Reproduce the lines of the material exactly, excluding every image.

- Data records:
»»

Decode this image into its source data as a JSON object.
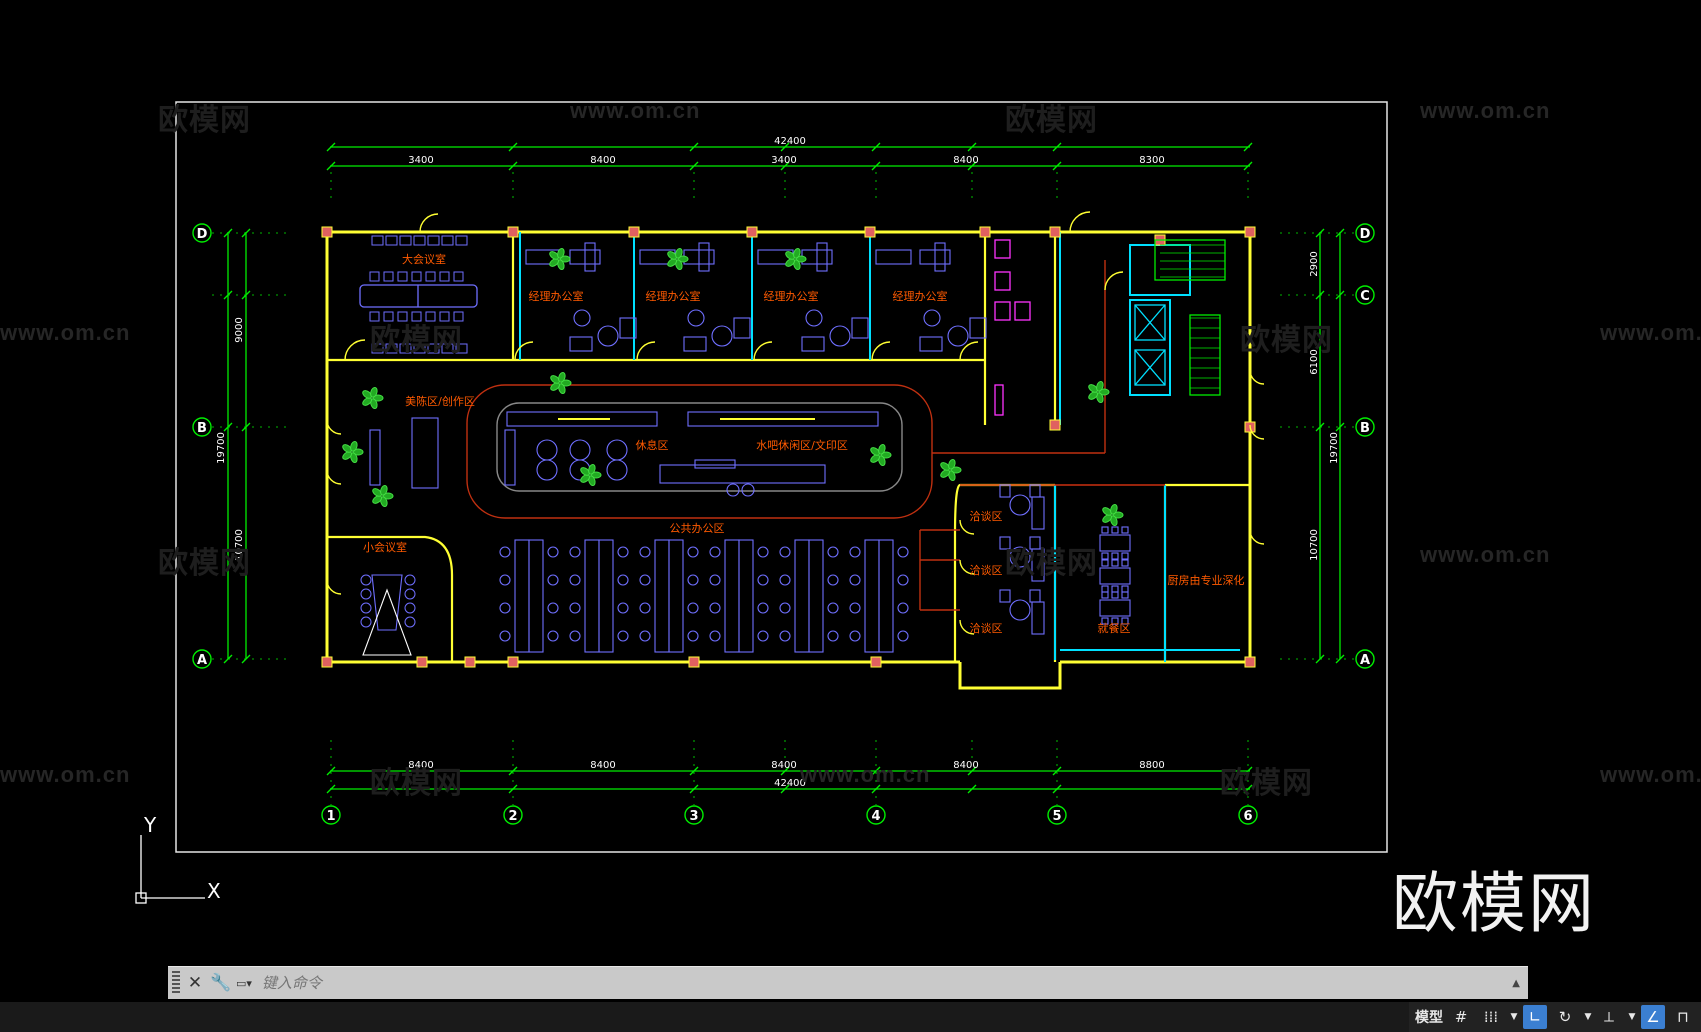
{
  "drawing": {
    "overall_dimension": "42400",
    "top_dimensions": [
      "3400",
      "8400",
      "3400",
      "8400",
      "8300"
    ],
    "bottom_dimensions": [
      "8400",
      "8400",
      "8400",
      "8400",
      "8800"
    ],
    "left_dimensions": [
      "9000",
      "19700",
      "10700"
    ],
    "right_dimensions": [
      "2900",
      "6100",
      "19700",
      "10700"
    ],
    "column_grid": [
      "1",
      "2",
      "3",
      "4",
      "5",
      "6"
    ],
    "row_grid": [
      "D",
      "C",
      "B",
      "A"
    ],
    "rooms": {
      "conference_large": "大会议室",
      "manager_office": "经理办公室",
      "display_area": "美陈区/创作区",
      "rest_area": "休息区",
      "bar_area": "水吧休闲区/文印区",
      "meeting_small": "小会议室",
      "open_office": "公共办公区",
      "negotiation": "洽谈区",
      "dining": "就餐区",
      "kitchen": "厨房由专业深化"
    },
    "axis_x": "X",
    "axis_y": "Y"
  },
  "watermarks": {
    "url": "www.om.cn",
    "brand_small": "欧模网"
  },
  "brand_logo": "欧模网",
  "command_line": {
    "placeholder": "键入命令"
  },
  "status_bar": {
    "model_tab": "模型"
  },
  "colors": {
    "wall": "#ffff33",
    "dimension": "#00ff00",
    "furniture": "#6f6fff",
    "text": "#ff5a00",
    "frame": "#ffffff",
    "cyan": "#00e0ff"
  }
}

««

- Correct response:
Decode this image into its source data as a JSON object.
{
  "drawing": {
    "overall_dimension": "42400",
    "top_dimensions": [
      "3400",
      "8400",
      "3400",
      "8400",
      "8300"
    ],
    "bottom_dimensions": [
      "8400",
      "8400",
      "8400",
      "8400",
      "8800"
    ],
    "left_dimensions": [
      "9000",
      "19700",
      "10700"
    ],
    "right_dimensions": [
      "2900",
      "6100",
      "19700",
      "10700"
    ],
    "column_grid": [
      "1",
      "2",
      "3",
      "4",
      "5",
      "6"
    ],
    "row_grid": [
      "D",
      "C",
      "B",
      "A"
    ],
    "rooms": {
      "conference_large": "大会议室",
      "manager_office": "经理办公室",
      "display_area": "美陈区/创作区",
      "rest_area": "休息区",
      "bar_area": "水吧休闲区/文印区",
      "meeting_small": "小会议室",
      "open_office": "公共办公区",
      "negotiation": "洽谈区",
      "dining": "就餐区",
      "kitchen": "厨房由专业深化"
    },
    "axis_x": "X",
    "axis_y": "Y"
  },
  "watermarks": {
    "url": "www.om.cn",
    "brand_small": "欧模网"
  },
  "brand_logo": "欧模网",
  "command_line": {
    "placeholder": "键入命令"
  },
  "status_bar": {
    "model_tab": "模型"
  },
  "colors": {
    "wall": "#ffff33",
    "dimension": "#00ff00",
    "furniture": "#6f6fff",
    "text": "#ff5a00",
    "frame": "#ffffff",
    "cyan": "#00e0ff"
  }
}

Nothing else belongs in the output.